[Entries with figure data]
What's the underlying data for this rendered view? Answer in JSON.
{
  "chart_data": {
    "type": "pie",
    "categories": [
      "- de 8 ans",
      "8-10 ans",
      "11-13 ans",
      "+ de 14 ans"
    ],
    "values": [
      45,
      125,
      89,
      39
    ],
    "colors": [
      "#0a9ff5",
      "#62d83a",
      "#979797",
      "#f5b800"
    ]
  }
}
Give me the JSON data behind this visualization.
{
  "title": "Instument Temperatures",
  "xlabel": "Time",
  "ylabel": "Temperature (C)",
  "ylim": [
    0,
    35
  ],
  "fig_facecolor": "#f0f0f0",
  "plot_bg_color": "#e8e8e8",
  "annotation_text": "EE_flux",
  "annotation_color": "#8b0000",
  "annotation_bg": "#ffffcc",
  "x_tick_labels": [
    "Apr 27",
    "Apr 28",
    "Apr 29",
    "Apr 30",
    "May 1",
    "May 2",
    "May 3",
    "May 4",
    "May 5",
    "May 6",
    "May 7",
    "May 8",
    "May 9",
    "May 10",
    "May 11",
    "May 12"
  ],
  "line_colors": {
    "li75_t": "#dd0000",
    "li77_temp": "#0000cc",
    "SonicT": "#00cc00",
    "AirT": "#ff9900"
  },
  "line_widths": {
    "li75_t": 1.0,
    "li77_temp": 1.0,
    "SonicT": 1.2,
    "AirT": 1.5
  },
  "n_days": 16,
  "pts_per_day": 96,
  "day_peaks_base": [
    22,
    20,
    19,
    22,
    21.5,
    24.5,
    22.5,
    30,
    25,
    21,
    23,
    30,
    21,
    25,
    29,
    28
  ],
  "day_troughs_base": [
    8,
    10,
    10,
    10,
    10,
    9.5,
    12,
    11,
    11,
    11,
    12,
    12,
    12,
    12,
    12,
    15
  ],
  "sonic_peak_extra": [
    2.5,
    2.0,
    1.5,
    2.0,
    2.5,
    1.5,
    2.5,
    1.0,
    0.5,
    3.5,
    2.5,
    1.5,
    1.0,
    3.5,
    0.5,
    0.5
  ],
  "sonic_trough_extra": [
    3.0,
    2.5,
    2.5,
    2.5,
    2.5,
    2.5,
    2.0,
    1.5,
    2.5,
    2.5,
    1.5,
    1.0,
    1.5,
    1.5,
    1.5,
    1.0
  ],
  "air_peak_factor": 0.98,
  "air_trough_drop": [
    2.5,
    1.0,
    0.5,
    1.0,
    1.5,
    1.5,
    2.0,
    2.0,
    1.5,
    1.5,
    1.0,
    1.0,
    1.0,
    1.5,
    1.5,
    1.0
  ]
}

- Short exercise -
Write out all the records above again, exactly as they stand.

- Solution to the problem -
What's the underlying data for this rendered view? Answer in JSON.
{
  "chart_data": {
    "type": "pie",
    "categories": [
      "- de 8 ans",
      "8-10 ans",
      "11-13 ans",
      "+ de 14 ans"
    ],
    "values": [
      45,
      125,
      89,
      39
    ],
    "colors": [
      "#0a9ff5",
      "#62d83a",
      "#979797",
      "#f5b800"
    ]
  }
}
Give me the JSON data behind this visualization.
{
  "title": "Instument Temperatures",
  "xlabel": "Time",
  "ylabel": "Temperature (C)",
  "ylim": [
    0,
    35
  ],
  "fig_facecolor": "#f0f0f0",
  "plot_bg_color": "#e8e8e8",
  "annotation_text": "EE_flux",
  "annotation_color": "#8b0000",
  "annotation_bg": "#ffffcc",
  "x_tick_labels": [
    "Apr 27",
    "Apr 28",
    "Apr 29",
    "Apr 30",
    "May 1",
    "May 2",
    "May 3",
    "May 4",
    "May 5",
    "May 6",
    "May 7",
    "May 8",
    "May 9",
    "May 10",
    "May 11",
    "May 12"
  ],
  "line_colors": {
    "li75_t": "#dd0000",
    "li77_temp": "#0000cc",
    "SonicT": "#00cc00",
    "AirT": "#ff9900"
  },
  "line_widths": {
    "li75_t": 1.0,
    "li77_temp": 1.0,
    "SonicT": 1.2,
    "AirT": 1.5
  },
  "n_days": 16,
  "pts_per_day": 96,
  "day_peaks_base": [
    22,
    20,
    19,
    22,
    21.5,
    24.5,
    22.5,
    30,
    25,
    21,
    23,
    30,
    21,
    25,
    29,
    28
  ],
  "day_troughs_base": [
    8,
    10,
    10,
    10,
    10,
    9.5,
    12,
    11,
    11,
    11,
    12,
    12,
    12,
    12,
    12,
    15
  ],
  "sonic_peak_extra": [
    2.5,
    2.0,
    1.5,
    2.0,
    2.5,
    1.5,
    2.5,
    1.0,
    0.5,
    3.5,
    2.5,
    1.5,
    1.0,
    3.5,
    0.5,
    0.5
  ],
  "sonic_trough_extra": [
    3.0,
    2.5,
    2.5,
    2.5,
    2.5,
    2.5,
    2.0,
    1.5,
    2.5,
    2.5,
    1.5,
    1.0,
    1.5,
    1.5,
    1.5,
    1.0
  ],
  "air_peak_factor": 0.98,
  "air_trough_drop": [
    2.5,
    1.0,
    0.5,
    1.0,
    1.5,
    1.5,
    2.0,
    2.0,
    1.5,
    1.5,
    1.0,
    1.0,
    1.0,
    1.5,
    1.5,
    1.0
  ]
}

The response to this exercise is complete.